# What is needed
Among the records below, find each line that includes the string "运来的雪梨比苹果少" and copy it.

# Data supplied
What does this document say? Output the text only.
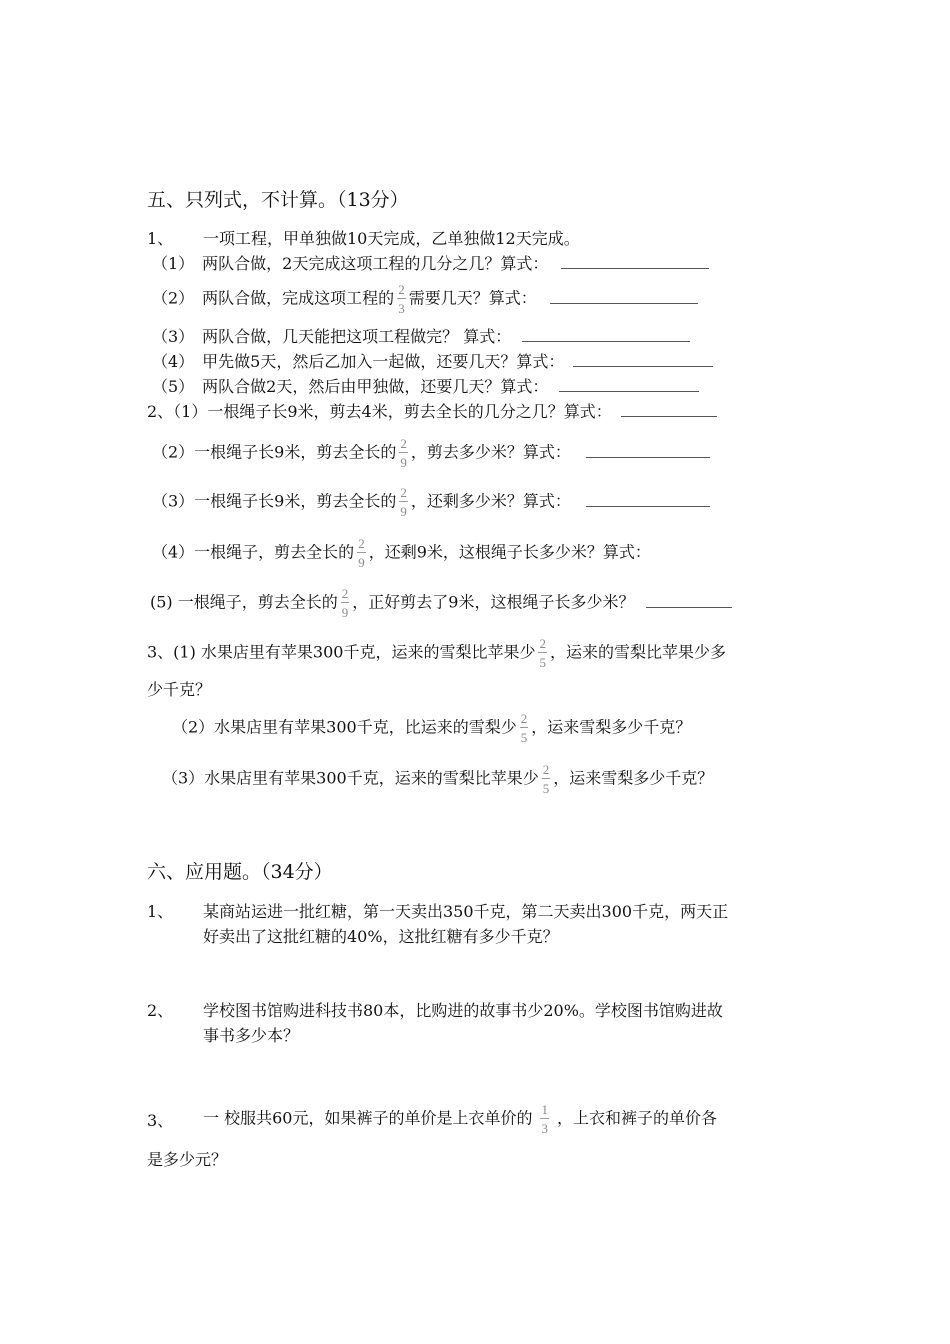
五、只列式，不计算。（13分）
1、 一项工程，甲单独做10天完成，乙单独做12天完成。
（1）　两队合做，2天完成这项工程的几分之几？算式：
（2）　两队合做，完成这项工程的 $\frac{2}{3}$ 需要几天？算式：
（3）　两队合做，几天能把这项工程做完？ 算式：
（4）　甲先做5天，然后乙加入一起做，还要几天？算式：
（5）　两队合做2天，然后由甲独做，还要几天？算式：
2、（1）一根绳子长9米，剪去4米，剪去全长的几分之几？算式：
（2）一根绳子长9米，剪去全长的 $\frac{2}{9}$ ，剪去多少米？算式：
（3）一根绳子长9米，剪去全长的 $\frac{2}{9}$ ，还剩多少米？算式：
（4）一根绳子，剪去全长的 $\frac{2}{9}$ ，还剩9米，这根绳子长多少米？算式：
(5) 一根绳子，剪去全长的 $\frac{2}{9}$ ，正好剪去了9米，这根绳子长多少米？
3、(1) 水果店里有苹果300千克，运来的雪梨比苹果少 $\frac{2}{5}$ ，运来的雪梨比苹果少多
少千克？
（2）水果店里有苹果300千克，比运来的雪梨少 $\frac{2}{5}$ ，运来雪梨多少千克？
（3）水果店里有苹果300千克，运来的雪梨比苹果少 $\frac{2}{5}$ ，运来雪梨多少千克？
六、应用题。（34分）
1、 某商站运进一批红糖，第一天卖出350千克，第二天卖出300千克，两天正
好卖出了这批红糖的40%，这批红糖有多少千克？
2、 学校图书馆购进科技书80本，比购进的故事书少20%。学校图书馆购进故
事书多少本？
3、 一 校服共60元，如果裤子的单价是上衣单价的 $\frac{1}{3}$ ，上衣和裤子的单价各
是多少元？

# Response to this task
3、(1) 水果店里有苹果300千克，运来的雪梨比苹果少 $\frac{2}{5}$ ，运来的雪梨比苹果少多
（3）水果店里有苹果300千克，运来的雪梨比苹果少 $\frac{2}{5}$ ，运来雪梨多少千克？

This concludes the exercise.